--- start ---

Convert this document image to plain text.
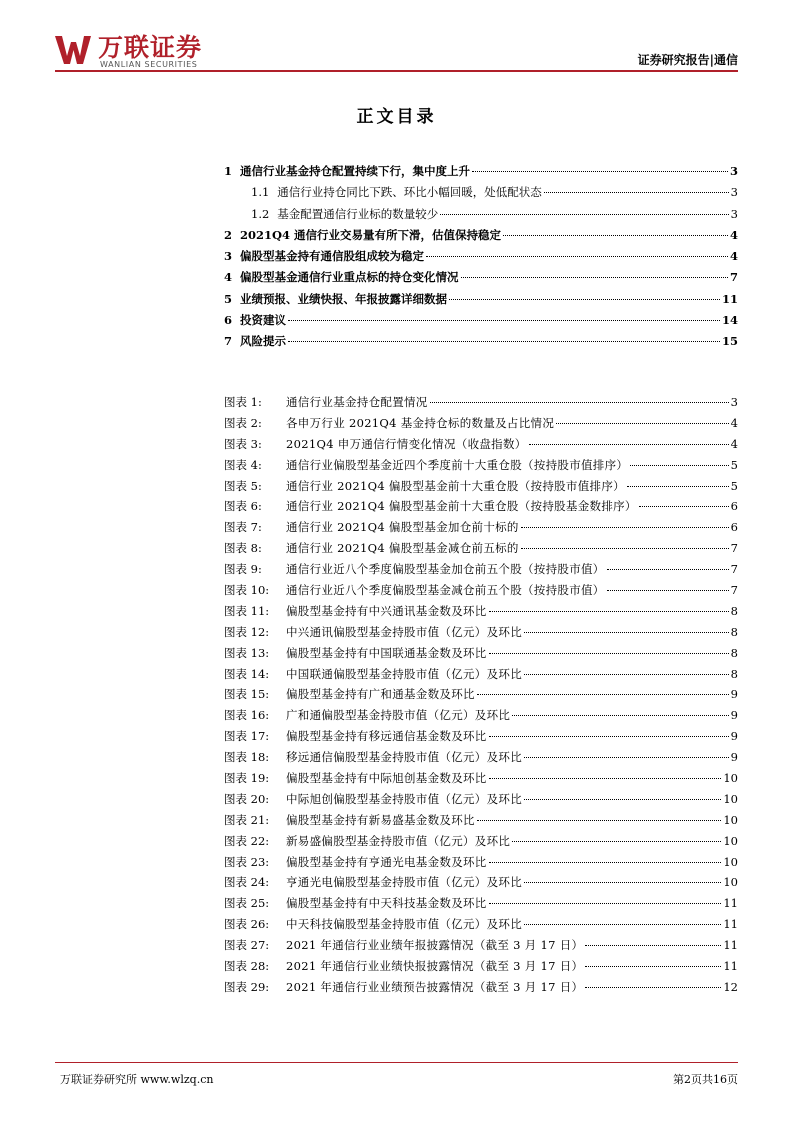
万联证券
WANLIAN SECURITIES	证券研究报告|通信
正文目录
1 通信行业基金持仓配置持续下行，集中度上升	3
1.1 通信行业持仓同比下跌、环比小幅回暖，处低配状态	3
1.2 基金配置通信行业标的数量较少	3
2 2021Q4 通信行业交易量有所下滑，估值保持稳定	4
3 偏股型基金持有通信股组成较为稳定	4
4 偏股型基金通信行业重点标的持仓变化情况	7
5 业绩预报、业绩快报、年报披露详细数据	11
6 投资建议	14
7 风险提示	15
图表 1:	通信行业基金持仓配置情况	3
图表 2:	各申万行业 2021Q4 基金持仓标的数量及占比情况	4
图表 3:	2021Q4 申万通信行情变化情况（收盘指数）	4
图表 4:	通信行业偏股型基金近四个季度前十大重仓股（按持股市值排序）	5
图表 5:	通信行业 2021Q4 偏股型基金前十大重仓股（按持股市值排序）	5
图表 6:	通信行业 2021Q4 偏股型基金前十大重仓股（按持股基金数排序）	6
图表 7:	通信行业 2021Q4 偏股型基金加仓前十标的	6
图表 8:	通信行业 2021Q4 偏股型基金减仓前五标的	7
图表 9:	通信行业近八个季度偏股型基金加仓前五个股（按持股市值）	7
图表 10:	通信行业近八个季度偏股型基金减仓前五个股（按持股市值）	7
图表 11:	偏股型基金持有中兴通讯基金数及环比	8
图表 12:	中兴通讯偏股型基金持股市值（亿元）及环比	8
图表 13:	偏股型基金持有中国联通基金数及环比	8
图表 14:	中国联通偏股型基金持股市值（亿元）及环比	8
图表 15:	偏股型基金持有广和通基金数及环比	9
图表 16:	广和通偏股型基金持股市值（亿元）及环比	9
图表 17:	偏股型基金持有移远通信基金数及环比	9
图表 18:	移远通信偏股型基金持股市值（亿元）及环比	9
图表 19:	偏股型基金持有中际旭创基金数及环比	10
图表 20:	中际旭创偏股型基金持股市值（亿元）及环比	10
图表 21:	偏股型基金持有新易盛基金数及环比	10
图表 22:	新易盛偏股型基金持股市值（亿元）及环比	10
图表 23:	偏股型基金持有亨通光电基金数及环比	10
图表 24:	亨通光电偏股型基金持股市值（亿元）及环比	10
图表 25:	偏股型基金持有中天科技基金数及环比	11
图表 26:	中天科技偏股型基金持股市值（亿元）及环比	11
图表 27:	2021 年通信行业业绩年报披露情况（截至 3 月 17 日）	11
图表 28:	2021 年通信行业业绩快报披露情况（截至 3 月 17 日）	11
图表 29:	2021 年通信行业业绩预告披露情况（截至 3 月 17 日）	12
万联证券研究所 www.wlzq.cn	第2页共16页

--- end ---

### [What you need to do]
Every line above should be returned word for word, with the pictures left behind.

### [Complete output]
Convert this document image to plain text.
万联证券
WANLIAN SECURITIES	证券研究报告|通信
正文目录
1 通信行业基金持仓配置持续下行，集中度上升	3
1.1 通信行业持仓同比下跌、环比小幅回暖，处低配状态	3
1.2 基金配置通信行业标的数量较少	3
2 2021Q4 通信行业交易量有所下滑，估值保持稳定	4
3 偏股型基金持有通信股组成较为稳定	4
4 偏股型基金通信行业重点标的持仓变化情况	7
5 业绩预报、业绩快报、年报披露详细数据	11
6 投资建议	14
7 风险提示	15
图表 1:	通信行业基金持仓配置情况	3
图表 2:	各申万行业 2021Q4 基金持仓标的数量及占比情况	4
图表 3:	2021Q4 申万通信行情变化情况（收盘指数）	4
图表 4:	通信行业偏股型基金近四个季度前十大重仓股（按持股市值排序）	5
图表 5:	通信行业 2021Q4 偏股型基金前十大重仓股（按持股市值排序）	5
图表 6:	通信行业 2021Q4 偏股型基金前十大重仓股（按持股基金数排序）	6
图表 7:	通信行业 2021Q4 偏股型基金加仓前十标的	6
图表 8:	通信行业 2021Q4 偏股型基金减仓前五标的	7
图表 9:	通信行业近八个季度偏股型基金加仓前五个股（按持股市值）	7
图表 10:	通信行业近八个季度偏股型基金减仓前五个股（按持股市值）	7
图表 11:	偏股型基金持有中兴通讯基金数及环比	8
图表 12:	中兴通讯偏股型基金持股市值（亿元）及环比	8
图表 13:	偏股型基金持有中国联通基金数及环比	8
图表 14:	中国联通偏股型基金持股市值（亿元）及环比	8
图表 15:	偏股型基金持有广和通基金数及环比	9
图表 16:	广和通偏股型基金持股市值（亿元）及环比	9
图表 17:	偏股型基金持有移远通信基金数及环比	9
图表 18:	移远通信偏股型基金持股市值（亿元）及环比	9
图表 19:	偏股型基金持有中际旭创基金数及环比	10
图表 20:	中际旭创偏股型基金持股市值（亿元）及环比	10
图表 21:	偏股型基金持有新易盛基金数及环比	10
图表 22:	新易盛偏股型基金持股市值（亿元）及环比	10
图表 23:	偏股型基金持有亨通光电基金数及环比	10
图表 24:	亨通光电偏股型基金持股市值（亿元）及环比	10
图表 25:	偏股型基金持有中天科技基金数及环比	11
图表 26:	中天科技偏股型基金持股市值（亿元）及环比	11
图表 27:	2021 年通信行业业绩年报披露情况（截至 3 月 17 日）	11
图表 28:	2021 年通信行业业绩快报披露情况（截至 3 月 17 日）	11
图表 29:	2021 年通信行业业绩预告披露情况（截至 3 月 17 日）	12
万联证券研究所 www.wlzq.cn	第2页共16页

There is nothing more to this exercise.